**Passage given**:

----

A church can have many different forms, many types of buildings, many types of organisation, many types of relationships to other church communities, to other religions, to the state, to other institutions. I have seen all varieties of this around the world, and various varieties can be seen throughout history. A great deal is possible, but not everything is equally beneficial to the church in the place and time in which it exists.

For this reason a long, drawn-out process from the 1800s to the present day has led to the Church of Norway continuing to be an Evangelical-Lutheran people’s church, but now independently and as its own legal entity. One of those people who has done a huge amount to get us to where we are today is with us at this service today, Bishop Emeritus Andreas Aarflot.

The same church with a new organisation. As is necessary in our time and in our country. I was involved in writing a committee proposal about this 15 years ago, and a great deal has now become reality. It has been achieved in the faith that the church can best serve the people and the fellowship in this way, in a more pluralistic Norway where everyone has the same rights. The governing powers in parliament and the government have put a lot of things right, and will continue to take their responsibility for helping finance this and other faith communities in Norway. The municipality will still shoulder a great deal of responsibility and do a great deal to make sure the current state of affairs prevails, including ensuring there are funds to keep church buildings like this one in good order.

This is a unique situation and around the world, people are looking on, wondering how we have managed to maintain a national church for so long and how such a beneficial organisation can be voluntarily dissolved in this way. We now hope that they will be able to witness with wonder and joy that it is possible to have an active community open to different views of life in which religion and religious institutions are valued and play an important part in society, with a good economic basis for the work to be done. The Church of Norway has many resources, but also many tasks. Now, we as members must take even more responsibility in order to accomplish the tasks of being a church. This is how it should be.

----

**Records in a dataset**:

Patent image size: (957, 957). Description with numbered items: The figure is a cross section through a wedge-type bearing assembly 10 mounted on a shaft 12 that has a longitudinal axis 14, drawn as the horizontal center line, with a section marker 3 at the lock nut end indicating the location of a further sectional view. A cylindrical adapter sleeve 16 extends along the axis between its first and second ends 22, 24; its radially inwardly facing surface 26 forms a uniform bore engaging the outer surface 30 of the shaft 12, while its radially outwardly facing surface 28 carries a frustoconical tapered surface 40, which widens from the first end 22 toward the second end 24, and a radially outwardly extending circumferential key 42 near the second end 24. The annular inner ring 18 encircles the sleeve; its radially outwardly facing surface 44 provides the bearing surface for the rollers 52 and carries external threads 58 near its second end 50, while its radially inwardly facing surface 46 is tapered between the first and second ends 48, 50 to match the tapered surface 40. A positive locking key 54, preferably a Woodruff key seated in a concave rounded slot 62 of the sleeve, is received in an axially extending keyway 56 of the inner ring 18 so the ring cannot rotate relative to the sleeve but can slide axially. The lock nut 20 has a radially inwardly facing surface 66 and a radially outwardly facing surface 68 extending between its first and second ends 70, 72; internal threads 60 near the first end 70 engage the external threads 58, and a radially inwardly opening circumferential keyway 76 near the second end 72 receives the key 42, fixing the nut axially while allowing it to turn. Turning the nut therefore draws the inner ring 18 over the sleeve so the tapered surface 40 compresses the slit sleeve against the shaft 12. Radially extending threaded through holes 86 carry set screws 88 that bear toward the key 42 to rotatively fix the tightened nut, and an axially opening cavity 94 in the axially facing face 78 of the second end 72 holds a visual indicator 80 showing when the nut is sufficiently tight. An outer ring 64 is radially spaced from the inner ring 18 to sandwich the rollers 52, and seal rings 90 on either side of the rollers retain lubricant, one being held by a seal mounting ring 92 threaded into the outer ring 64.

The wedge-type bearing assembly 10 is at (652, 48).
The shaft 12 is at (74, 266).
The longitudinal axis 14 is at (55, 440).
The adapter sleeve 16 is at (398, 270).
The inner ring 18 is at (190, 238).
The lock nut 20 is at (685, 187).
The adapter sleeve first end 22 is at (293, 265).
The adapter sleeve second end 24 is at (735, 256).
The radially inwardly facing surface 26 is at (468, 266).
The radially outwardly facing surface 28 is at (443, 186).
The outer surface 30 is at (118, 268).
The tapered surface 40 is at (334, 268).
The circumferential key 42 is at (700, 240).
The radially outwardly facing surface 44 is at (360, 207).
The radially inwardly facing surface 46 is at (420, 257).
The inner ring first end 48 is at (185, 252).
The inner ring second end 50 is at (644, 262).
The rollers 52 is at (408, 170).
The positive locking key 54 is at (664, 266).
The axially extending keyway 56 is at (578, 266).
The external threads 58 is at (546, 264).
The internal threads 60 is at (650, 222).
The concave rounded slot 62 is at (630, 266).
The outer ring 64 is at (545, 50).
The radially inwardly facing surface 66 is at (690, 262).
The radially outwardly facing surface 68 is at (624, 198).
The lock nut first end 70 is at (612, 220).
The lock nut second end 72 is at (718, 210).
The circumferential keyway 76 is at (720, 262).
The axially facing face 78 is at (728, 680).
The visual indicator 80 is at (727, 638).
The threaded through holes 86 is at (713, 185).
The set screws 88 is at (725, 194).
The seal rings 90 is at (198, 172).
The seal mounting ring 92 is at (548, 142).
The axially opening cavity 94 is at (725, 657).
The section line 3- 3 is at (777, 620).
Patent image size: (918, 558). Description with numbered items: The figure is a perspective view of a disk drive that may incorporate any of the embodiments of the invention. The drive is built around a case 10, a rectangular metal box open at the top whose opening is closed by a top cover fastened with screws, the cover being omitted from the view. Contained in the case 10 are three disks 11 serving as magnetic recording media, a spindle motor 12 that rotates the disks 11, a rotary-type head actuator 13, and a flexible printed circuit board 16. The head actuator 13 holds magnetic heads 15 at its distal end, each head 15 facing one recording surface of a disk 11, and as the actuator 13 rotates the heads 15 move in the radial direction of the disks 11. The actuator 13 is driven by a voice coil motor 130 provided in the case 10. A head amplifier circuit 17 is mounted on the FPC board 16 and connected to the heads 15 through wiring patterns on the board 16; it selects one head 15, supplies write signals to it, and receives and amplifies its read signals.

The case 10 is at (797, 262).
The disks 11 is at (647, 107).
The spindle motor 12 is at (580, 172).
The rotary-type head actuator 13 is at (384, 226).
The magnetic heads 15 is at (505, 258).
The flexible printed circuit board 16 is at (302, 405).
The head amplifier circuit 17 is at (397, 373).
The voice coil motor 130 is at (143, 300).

----

In the passage on the Church of Norway, write out the part that opens with "A church can" and closes with "which it exists.", substituting "the government" for "the state". The records have no connection to the passage on the Church of Norway.

A church can have many different forms, many types of buildings, many types of organisation, many types of relationships to other church communities, to other religions, to the government, to other institutions. I have seen all varieties of this around the world, and various varieties can be seen throughout history. A great deal is possible, but not everything is equally beneficial to the church in the place and time in which it exists.